[Records from a dataset]
# # # # # # #
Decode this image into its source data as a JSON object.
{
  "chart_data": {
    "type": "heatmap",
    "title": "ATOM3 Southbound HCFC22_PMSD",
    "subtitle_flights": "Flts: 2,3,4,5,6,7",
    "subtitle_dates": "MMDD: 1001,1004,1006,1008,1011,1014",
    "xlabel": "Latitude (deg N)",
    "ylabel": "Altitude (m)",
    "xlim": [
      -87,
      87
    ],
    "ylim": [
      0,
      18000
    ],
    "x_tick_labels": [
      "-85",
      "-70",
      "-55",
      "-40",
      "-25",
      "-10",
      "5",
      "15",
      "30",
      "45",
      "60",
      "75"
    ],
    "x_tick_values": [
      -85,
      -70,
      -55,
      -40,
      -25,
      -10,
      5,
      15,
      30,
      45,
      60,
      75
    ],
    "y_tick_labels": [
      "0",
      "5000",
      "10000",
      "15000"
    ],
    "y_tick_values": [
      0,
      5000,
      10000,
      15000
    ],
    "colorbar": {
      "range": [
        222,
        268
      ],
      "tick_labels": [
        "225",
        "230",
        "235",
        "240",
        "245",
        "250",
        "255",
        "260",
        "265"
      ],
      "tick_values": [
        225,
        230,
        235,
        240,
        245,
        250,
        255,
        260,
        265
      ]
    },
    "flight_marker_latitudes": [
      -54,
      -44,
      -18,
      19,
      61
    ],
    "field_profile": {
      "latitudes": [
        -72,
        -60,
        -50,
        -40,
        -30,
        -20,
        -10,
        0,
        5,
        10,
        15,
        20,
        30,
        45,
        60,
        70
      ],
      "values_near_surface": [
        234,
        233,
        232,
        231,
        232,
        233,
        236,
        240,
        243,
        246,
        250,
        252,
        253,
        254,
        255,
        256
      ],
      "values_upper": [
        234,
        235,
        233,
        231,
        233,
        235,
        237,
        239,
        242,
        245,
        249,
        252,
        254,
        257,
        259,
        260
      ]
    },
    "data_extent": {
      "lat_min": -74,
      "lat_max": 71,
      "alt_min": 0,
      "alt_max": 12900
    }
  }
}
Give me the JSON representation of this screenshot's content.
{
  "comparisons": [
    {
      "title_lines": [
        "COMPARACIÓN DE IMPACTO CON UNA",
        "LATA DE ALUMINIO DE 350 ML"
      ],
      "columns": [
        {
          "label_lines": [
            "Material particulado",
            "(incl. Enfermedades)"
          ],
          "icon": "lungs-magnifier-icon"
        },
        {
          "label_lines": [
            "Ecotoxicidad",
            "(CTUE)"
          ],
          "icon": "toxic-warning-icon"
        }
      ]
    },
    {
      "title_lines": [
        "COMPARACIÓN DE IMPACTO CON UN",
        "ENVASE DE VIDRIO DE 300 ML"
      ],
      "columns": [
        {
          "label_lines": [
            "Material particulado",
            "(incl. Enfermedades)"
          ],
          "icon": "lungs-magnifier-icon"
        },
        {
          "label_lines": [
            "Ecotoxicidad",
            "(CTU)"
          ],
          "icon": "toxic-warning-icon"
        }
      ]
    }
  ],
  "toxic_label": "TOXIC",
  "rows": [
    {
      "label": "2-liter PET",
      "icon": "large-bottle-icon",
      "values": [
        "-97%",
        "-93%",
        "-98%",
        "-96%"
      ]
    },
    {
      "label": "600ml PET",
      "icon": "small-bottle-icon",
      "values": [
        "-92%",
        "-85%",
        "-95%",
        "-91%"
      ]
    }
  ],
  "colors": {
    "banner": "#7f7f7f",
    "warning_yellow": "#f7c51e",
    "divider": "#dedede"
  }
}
# # # # # # #
Aim:
Collect every line with the string "this" from the records, and copy each.

Exercise output:
Decode this image into its source data as a JSON object.
Give me the JSON representation of this screenshot's content.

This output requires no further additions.